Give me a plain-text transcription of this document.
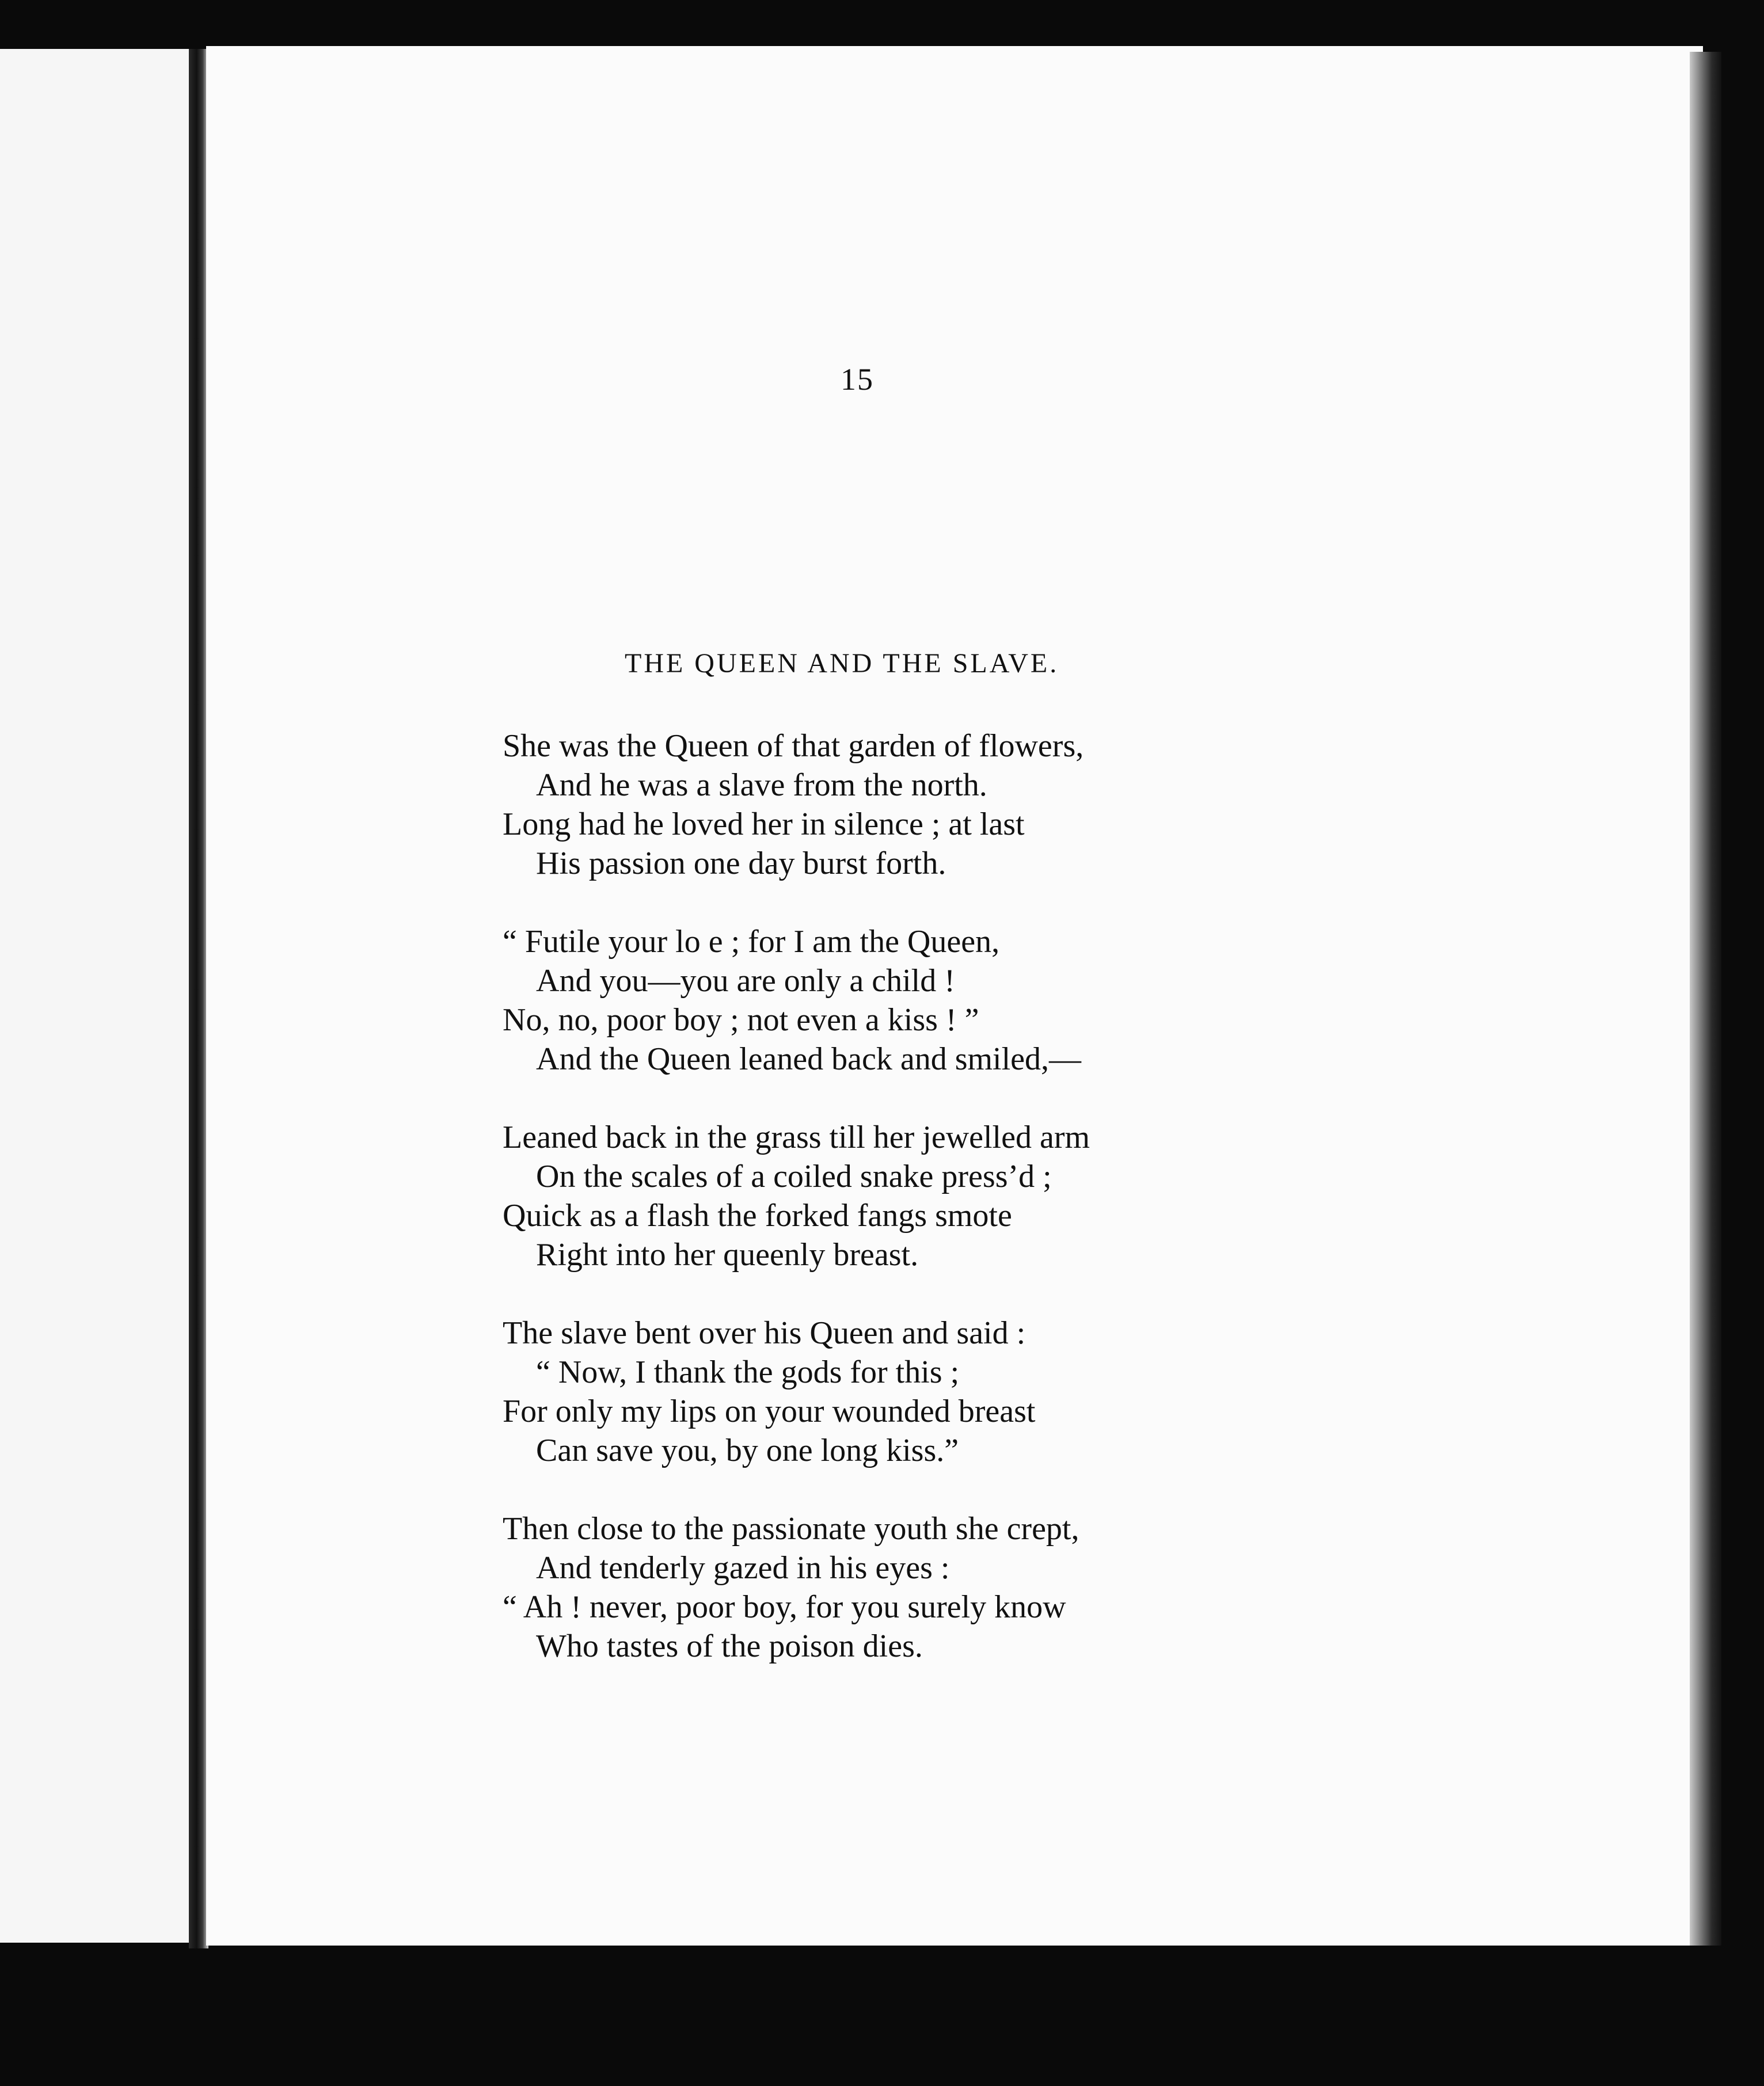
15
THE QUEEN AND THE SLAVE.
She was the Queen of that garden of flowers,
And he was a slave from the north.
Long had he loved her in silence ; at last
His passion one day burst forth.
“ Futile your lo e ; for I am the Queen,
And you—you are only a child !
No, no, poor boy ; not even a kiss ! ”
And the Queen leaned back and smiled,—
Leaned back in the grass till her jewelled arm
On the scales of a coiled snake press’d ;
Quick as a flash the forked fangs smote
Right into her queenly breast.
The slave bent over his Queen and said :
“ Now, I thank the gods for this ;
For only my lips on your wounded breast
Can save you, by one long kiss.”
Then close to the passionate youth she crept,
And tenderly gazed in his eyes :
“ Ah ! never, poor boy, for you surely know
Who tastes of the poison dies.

:::::

> _TASK DIRECTIONS_: List each line of the entries that holds the string "only".

> _ANSWER FOR THE TASK_:
And you—you are only a child !
For only my lips on your wounded breast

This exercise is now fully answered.